The data below needs to be returned exactly, line for line.

[Stored items]
>> begin

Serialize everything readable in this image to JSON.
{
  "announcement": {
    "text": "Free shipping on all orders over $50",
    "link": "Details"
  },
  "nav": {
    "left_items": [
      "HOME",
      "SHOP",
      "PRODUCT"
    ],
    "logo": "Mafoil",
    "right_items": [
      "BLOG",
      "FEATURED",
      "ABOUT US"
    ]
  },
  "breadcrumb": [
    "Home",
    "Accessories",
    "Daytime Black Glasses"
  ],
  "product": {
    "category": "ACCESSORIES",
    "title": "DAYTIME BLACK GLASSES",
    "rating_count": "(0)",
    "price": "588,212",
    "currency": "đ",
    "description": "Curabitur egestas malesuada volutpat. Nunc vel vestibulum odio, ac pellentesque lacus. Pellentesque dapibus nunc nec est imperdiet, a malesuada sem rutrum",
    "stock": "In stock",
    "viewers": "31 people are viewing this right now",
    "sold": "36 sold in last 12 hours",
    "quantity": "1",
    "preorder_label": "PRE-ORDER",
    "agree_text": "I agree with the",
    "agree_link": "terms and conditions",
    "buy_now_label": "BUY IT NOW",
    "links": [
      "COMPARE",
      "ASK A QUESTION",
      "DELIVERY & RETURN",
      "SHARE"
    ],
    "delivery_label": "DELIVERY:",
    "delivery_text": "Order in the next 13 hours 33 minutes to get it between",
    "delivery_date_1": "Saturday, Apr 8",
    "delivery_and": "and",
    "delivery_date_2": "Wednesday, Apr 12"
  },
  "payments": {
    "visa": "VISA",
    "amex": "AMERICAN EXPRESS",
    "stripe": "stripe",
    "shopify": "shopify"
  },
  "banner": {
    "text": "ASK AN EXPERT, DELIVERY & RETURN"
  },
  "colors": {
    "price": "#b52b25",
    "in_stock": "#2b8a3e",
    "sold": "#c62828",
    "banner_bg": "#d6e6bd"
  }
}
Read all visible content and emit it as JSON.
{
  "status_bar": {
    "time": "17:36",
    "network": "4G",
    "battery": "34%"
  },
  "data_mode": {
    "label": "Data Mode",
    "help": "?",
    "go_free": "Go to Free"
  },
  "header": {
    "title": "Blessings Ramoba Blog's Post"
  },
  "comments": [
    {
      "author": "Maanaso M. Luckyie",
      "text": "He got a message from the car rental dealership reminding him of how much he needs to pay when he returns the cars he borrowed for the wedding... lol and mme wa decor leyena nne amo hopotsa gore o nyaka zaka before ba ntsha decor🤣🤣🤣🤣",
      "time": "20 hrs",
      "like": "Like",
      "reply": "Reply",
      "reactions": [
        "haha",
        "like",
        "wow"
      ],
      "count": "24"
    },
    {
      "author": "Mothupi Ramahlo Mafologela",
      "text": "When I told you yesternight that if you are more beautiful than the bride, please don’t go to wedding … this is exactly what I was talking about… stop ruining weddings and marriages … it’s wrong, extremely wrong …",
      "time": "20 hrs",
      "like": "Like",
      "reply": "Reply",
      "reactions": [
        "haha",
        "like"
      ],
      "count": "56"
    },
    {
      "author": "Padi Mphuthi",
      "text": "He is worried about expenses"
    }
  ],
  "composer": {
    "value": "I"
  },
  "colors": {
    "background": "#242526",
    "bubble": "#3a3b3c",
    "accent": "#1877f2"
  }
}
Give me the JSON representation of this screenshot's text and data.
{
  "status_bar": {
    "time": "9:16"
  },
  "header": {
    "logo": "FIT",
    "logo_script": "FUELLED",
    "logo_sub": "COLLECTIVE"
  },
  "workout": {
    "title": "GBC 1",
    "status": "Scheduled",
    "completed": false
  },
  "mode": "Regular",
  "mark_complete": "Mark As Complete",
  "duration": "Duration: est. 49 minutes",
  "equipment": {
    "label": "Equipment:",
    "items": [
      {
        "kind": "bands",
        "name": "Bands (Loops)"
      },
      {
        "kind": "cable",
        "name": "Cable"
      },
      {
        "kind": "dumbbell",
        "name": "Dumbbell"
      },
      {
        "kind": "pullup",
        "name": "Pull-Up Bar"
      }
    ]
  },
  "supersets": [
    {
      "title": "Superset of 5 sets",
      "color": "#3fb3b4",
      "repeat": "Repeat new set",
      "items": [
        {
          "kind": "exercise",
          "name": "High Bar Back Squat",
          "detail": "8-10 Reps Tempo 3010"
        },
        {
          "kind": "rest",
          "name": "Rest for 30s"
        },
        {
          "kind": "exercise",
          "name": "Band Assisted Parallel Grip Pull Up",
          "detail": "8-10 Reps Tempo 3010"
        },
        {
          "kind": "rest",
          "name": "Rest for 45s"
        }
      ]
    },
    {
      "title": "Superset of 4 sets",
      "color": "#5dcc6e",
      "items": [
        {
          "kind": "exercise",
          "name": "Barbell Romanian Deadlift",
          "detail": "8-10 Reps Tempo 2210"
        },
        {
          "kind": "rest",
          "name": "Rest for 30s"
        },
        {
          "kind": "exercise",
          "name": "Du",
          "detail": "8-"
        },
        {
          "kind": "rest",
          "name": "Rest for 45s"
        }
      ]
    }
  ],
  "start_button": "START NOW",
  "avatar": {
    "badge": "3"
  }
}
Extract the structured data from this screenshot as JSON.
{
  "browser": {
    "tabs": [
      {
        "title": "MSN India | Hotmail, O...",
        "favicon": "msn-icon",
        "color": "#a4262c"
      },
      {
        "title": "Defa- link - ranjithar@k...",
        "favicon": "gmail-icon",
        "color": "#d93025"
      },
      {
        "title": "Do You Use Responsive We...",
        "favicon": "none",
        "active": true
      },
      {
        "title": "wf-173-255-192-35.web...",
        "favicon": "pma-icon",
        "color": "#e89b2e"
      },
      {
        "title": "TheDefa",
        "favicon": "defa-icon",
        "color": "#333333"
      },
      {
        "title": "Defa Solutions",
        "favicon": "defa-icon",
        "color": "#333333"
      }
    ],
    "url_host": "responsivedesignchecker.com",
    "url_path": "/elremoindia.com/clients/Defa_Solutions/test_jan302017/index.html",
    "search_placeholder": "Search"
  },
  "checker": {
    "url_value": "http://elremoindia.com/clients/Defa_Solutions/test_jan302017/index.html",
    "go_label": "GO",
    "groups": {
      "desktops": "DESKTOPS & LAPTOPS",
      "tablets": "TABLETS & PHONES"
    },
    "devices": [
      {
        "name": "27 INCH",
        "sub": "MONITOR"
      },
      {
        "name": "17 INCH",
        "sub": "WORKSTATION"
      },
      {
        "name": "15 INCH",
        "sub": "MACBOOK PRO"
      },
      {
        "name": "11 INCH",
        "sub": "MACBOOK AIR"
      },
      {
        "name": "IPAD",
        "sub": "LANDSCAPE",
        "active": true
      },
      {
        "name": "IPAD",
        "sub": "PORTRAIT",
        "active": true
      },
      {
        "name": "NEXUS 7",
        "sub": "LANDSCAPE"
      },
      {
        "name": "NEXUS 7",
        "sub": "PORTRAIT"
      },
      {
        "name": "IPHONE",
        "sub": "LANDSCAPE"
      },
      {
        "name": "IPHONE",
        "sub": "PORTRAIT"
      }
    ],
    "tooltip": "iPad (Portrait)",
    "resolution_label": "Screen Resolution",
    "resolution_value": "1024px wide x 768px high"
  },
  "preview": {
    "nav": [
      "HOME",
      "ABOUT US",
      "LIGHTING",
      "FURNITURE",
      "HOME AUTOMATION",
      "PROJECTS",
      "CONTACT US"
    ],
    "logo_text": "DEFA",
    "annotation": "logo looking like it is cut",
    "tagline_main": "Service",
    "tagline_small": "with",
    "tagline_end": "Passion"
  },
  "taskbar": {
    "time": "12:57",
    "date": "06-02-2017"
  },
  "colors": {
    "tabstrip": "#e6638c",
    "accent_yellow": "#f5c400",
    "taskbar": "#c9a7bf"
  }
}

>> end

• _WRITTEN ANSWER_:
Serialize everything readable in this image to JSON.
{
  "announcement": {
    "text": "Free shipping on all orders over $50",
    "link": "Details"
  },
  "nav": {
    "left_items": [
      "HOME",
      "SHOP",
      "PRODUCT"
    ],
    "logo": "Mafoil",
    "right_items": [
      "BLOG",
      "FEATURED",
      "ABOUT US"
    ]
  },
  "breadcrumb": [
    "Home",
    "Accessories",
    "Daytime Black Glasses"
  ],
  "product": {
    "category": "ACCESSORIES",
    "title": "DAYTIME BLACK GLASSES",
    "rating_count": "(0)",
    "price": "588,212",
    "currency": "đ",
    "description": "Curabitur egestas malesuada volutpat. Nunc vel vestibulum odio, ac pellentesque lacus. Pellentesque dapibus nunc nec est imperdiet, a malesuada sem rutrum",
    "stock": "In stock",
    "viewers": "31 people are viewing this right now",
    "sold": "36 sold in last 12 hours",
    "quantity": "1",
    "preorder_label": "PRE-ORDER",
    "agree_text": "I agree with the",
    "agree_link": "terms and conditions",
    "buy_now_label": "BUY IT NOW",
    "links": [
      "COMPARE",
      "ASK A QUESTION",
      "DELIVERY & RETURN",
      "SHARE"
    ],
    "delivery_label": "DELIVERY:",
    "delivery_text": "Order in the next 13 hours 33 minutes to get it between",
    "delivery_date_1": "Saturday, Apr 8",
    "delivery_and": "and",
    "delivery_date_2": "Wednesday, Apr 12"
  },
  "payments": {
    "visa": "VISA",
    "amex": "AMERICAN EXPRESS",
    "stripe": "stripe",
    "shopify": "shopify"
  },
  "banner": {
    "text": "ASK AN EXPERT, DELIVERY & RETURN"
  },
  "colors": {
    "price": "#b52b25",
    "in_stock": "#2b8a3e",
    "sold": "#c62828",
    "banner_bg": "#d6e6bd"
  }
}
Read all visible content and emit it as JSON.
{
  "status_bar": {
    "time": "17:36",
    "network": "4G",
    "battery": "34%"
  },
  "data_mode": {
    "label": "Data Mode",
    "help": "?",
    "go_free": "Go to Free"
  },
  "header": {
    "title": "Blessings Ramoba Blog's Post"
  },
  "comments": [
    {
      "author": "Maanaso M. Luckyie",
      "text": "He got a message from the car rental dealership reminding him of how much he needs to pay when he returns the cars he borrowed for the wedding... lol and mme wa decor leyena nne amo hopotsa gore o nyaka zaka before ba ntsha decor🤣🤣🤣🤣",
      "time": "20 hrs",
      "like": "Like",
      "reply": "Reply",
      "reactions": [
        "haha",
        "like",
        "wow"
      ],
      "count": "24"
    },
    {
      "author": "Mothupi Ramahlo Mafologela",
      "text": "When I told you yesternight that if you are more beautiful than the bride, please don’t go to wedding … this is exactly what I was talking about… stop ruining weddings and marriages … it’s wrong, extremely wrong …",
      "time": "20 hrs",
      "like": "Like",
      "reply": "Reply",
      "reactions": [
        "haha",
        "like"
      ],
      "count": "56"
    },
    {
      "author": "Padi Mphuthi",
      "text": "He is worried about expenses"
    }
  ],
  "composer": {
    "value": "I"
  },
  "colors": {
    "background": "#242526",
    "bubble": "#3a3b3c",
    "accent": "#1877f2"
  }
}
Give me the JSON representation of this screenshot's text and data.
{
  "status_bar": {
    "time": "9:16"
  },
  "header": {
    "logo": "FIT",
    "logo_script": "FUELLED",
    "logo_sub": "COLLECTIVE"
  },
  "workout": {
    "title": "GBC 1",
    "status": "Scheduled",
    "completed": false
  },
  "mode": "Regular",
  "mark_complete": "Mark As Complete",
  "duration": "Duration: est. 49 minutes",
  "equipment": {
    "label": "Equipment:",
    "items": [
      {
        "kind": "bands",
        "name": "Bands (Loops)"
      },
      {
        "kind": "cable",
        "name": "Cable"
      },
      {
        "kind": "dumbbell",
        "name": "Dumbbell"
      },
      {
        "kind": "pullup",
        "name": "Pull-Up Bar"
      }
    ]
  },
  "supersets": [
    {
      "title": "Superset of 5 sets",
      "color": "#3fb3b4",
      "repeat": "Repeat new set",
      "items": [
        {
          "kind": "exercise",
          "name": "High Bar Back Squat",
          "detail": "8-10 Reps Tempo 3010"
        },
        {
          "kind": "rest",
          "name": "Rest for 30s"
        },
        {
          "kind": "exercise",
          "name": "Band Assisted Parallel Grip Pull Up",
          "detail": "8-10 Reps Tempo 3010"
        },
        {
          "kind": "rest",
          "name": "Rest for 45s"
        }
      ]
    },
    {
      "title": "Superset of 4 sets",
      "color": "#5dcc6e",
      "items": [
        {
          "kind": "exercise",
          "name": "Barbell Romanian Deadlift",
          "detail": "8-10 Reps Tempo 2210"
        },
        {
          "kind": "rest",
          "name": "Rest for 30s"
        },
        {
          "kind": "exercise",
          "name": "Du",
          "detail": "8-"
        },
        {
          "kind": "rest",
          "name": "Rest for 45s"
        }
      ]
    }
  ],
  "start_button": "START NOW",
  "avatar": {
    "badge": "3"
  }
}
Extract the structured data from this screenshot as JSON.
{
  "browser": {
    "tabs": [
      {
        "title": "MSN India | Hotmail, O...",
        "favicon": "msn-icon",
        "color": "#a4262c"
      },
      {
        "title": "Defa- link - ranjithar@k...",
        "favicon": "gmail-icon",
        "color": "#d93025"
      },
      {
        "title": "Do You Use Responsive We...",
        "favicon": "none",
        "active": true
      },
      {
        "title": "wf-173-255-192-35.web...",
        "favicon": "pma-icon",
        "color": "#e89b2e"
      },
      {
        "title": "TheDefa",
        "favicon": "defa-icon",
        "color": "#333333"
      },
      {
        "title": "Defa Solutions",
        "favicon": "defa-icon",
        "color": "#333333"
      }
    ],
    "url_host": "responsivedesignchecker.com",
    "url_path": "/elremoindia.com/clients/Defa_Solutions/test_jan302017/index.html",
    "search_placeholder": "Search"
  },
  "checker": {
    "url_value": "http://elremoindia.com/clients/Defa_Solutions/test_jan302017/index.html",
    "go_label": "GO",
    "groups": {
      "desktops": "DESKTOPS & LAPTOPS",
      "tablets": "TABLETS & PHONES"
    },
    "devices": [
      {
        "name": "27 INCH",
        "sub": "MONITOR"
      },
      {
        "name": "17 INCH",
        "sub": "WORKSTATION"
      },
      {
        "name": "15 INCH",
        "sub": "MACBOOK PRO"
      },
      {
        "name": "11 INCH",
        "sub": "MACBOOK AIR"
      },
      {
        "name": "IPAD",
        "sub": "LANDSCAPE",
        "active": true
      },
      {
        "name": "IPAD",
        "sub": "PORTRAIT",
        "active": true
      },
      {
        "name": "NEXUS 7",
        "sub": "LANDSCAPE"
      },
      {
        "name": "NEXUS 7",
        "sub": "PORTRAIT"
      },
      {
        "name": "IPHONE",
        "sub": "LANDSCAPE"
      },
      {
        "name": "IPHONE",
        "sub": "PORTRAIT"
      }
    ],
    "tooltip": "iPad (Portrait)",
    "resolution_label": "Screen Resolution",
    "resolution_value": "1024px wide x 768px high"
  },
  "preview": {
    "nav": [
      "HOME",
      "ABOUT US",
      "LIGHTING",
      "FURNITURE",
      "HOME AUTOMATION",
      "PROJECTS",
      "CONTACT US"
    ],
    "logo_text": "DEFA",
    "annotation": "logo looking like it is cut",
    "tagline_main": "Service",
    "tagline_small": "with",
    "tagline_end": "Passion"
  },
  "taskbar": {
    "time": "12:57",
    "date": "06-02-2017"
  },
  "colors": {
    "tabstrip": "#e6638c",
    "accent_yellow": "#f5c400",
    "taskbar": "#c9a7bf"
  }
}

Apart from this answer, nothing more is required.